GIVEN TASK:
Output the data below in full, byte for byte. Nothing may differ.

== TASK MATERIAL ==

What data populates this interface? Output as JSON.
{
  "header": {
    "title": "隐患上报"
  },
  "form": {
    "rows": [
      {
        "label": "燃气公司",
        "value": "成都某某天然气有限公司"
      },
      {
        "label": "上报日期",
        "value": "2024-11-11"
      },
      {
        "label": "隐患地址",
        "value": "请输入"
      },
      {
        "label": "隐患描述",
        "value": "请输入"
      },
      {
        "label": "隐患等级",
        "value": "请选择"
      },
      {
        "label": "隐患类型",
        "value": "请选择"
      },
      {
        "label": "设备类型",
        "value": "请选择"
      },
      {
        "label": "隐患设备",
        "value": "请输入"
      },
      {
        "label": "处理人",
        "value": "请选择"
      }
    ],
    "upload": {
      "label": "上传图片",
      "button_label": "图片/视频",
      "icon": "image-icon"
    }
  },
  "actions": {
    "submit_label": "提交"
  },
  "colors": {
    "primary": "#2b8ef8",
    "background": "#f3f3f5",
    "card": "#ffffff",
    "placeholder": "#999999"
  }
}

===

RESULT:
What data populates this interface? Output as JSON.
{
  "header": {
    "title": "隐患上报"
  },
  "form": {
    "rows": [
      {
        "label": "燃气公司",
        "value": "成都某某天然气有限公司"
      },
      {
        "label": "上报日期",
        "value": "2024-11-11"
      },
      {
        "label": "隐患地址",
        "value": "请输入"
      },
      {
        "label": "隐患描述",
        "value": "请输入"
      },
      {
        "label": "隐患等级",
        "value": "请选择"
      },
      {
        "label": "隐患类型",
        "value": "请选择"
      },
      {
        "label": "设备类型",
        "value": "请选择"
      },
      {
        "label": "隐患设备",
        "value": "请输入"
      },
      {
        "label": "处理人",
        "value": "请选择"
      }
    ],
    "upload": {
      "label": "上传图片",
      "button_label": "图片/视频",
      "icon": "image-icon"
    }
  },
  "actions": {
    "submit_label": "提交"
  },
  "colors": {
    "primary": "#2b8ef8",
    "background": "#f3f3f5",
    "card": "#ffffff",
    "placeholder": "#999999"
  }
}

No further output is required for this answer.